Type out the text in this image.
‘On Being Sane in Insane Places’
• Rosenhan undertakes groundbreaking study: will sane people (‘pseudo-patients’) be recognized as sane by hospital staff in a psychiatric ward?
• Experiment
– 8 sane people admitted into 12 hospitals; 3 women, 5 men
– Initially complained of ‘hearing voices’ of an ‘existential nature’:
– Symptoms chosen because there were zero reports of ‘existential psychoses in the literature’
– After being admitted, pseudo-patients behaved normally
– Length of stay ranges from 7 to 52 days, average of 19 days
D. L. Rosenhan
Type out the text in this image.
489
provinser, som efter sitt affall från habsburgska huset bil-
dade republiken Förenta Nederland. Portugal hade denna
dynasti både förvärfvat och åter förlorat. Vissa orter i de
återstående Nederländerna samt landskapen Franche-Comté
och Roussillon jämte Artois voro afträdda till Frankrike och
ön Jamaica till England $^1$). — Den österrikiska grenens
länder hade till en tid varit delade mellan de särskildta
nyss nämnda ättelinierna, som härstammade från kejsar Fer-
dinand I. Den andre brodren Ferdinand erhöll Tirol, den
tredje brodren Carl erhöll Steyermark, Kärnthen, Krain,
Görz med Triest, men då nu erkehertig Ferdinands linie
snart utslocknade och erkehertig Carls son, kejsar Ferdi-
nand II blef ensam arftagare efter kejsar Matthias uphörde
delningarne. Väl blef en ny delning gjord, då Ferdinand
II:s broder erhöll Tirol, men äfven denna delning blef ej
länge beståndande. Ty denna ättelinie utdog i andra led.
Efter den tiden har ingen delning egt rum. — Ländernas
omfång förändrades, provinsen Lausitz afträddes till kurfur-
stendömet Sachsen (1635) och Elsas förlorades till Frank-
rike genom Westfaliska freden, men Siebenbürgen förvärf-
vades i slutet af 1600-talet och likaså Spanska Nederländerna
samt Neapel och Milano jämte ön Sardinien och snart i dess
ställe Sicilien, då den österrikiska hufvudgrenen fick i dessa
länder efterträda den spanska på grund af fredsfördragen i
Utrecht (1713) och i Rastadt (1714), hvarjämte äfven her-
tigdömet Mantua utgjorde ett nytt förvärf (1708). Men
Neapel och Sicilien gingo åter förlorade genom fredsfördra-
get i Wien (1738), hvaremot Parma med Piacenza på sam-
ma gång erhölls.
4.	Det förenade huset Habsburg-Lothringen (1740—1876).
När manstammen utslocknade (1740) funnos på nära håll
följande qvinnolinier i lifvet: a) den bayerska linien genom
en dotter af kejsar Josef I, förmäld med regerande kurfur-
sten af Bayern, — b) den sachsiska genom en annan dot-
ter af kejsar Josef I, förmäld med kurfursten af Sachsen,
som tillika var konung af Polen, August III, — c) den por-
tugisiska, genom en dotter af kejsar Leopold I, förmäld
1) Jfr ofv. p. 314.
+ + +
(Task brief): Collect, from the material above, every line containing the word "blef".

(Exercise result):
nand II blef ensam arftagare efter kejsar Matthias uphörde
delningarne. Väl blef en ny delning gjord, då Ferdinand
II:s broder erhöll Tirol, men äfven denna delning blef ej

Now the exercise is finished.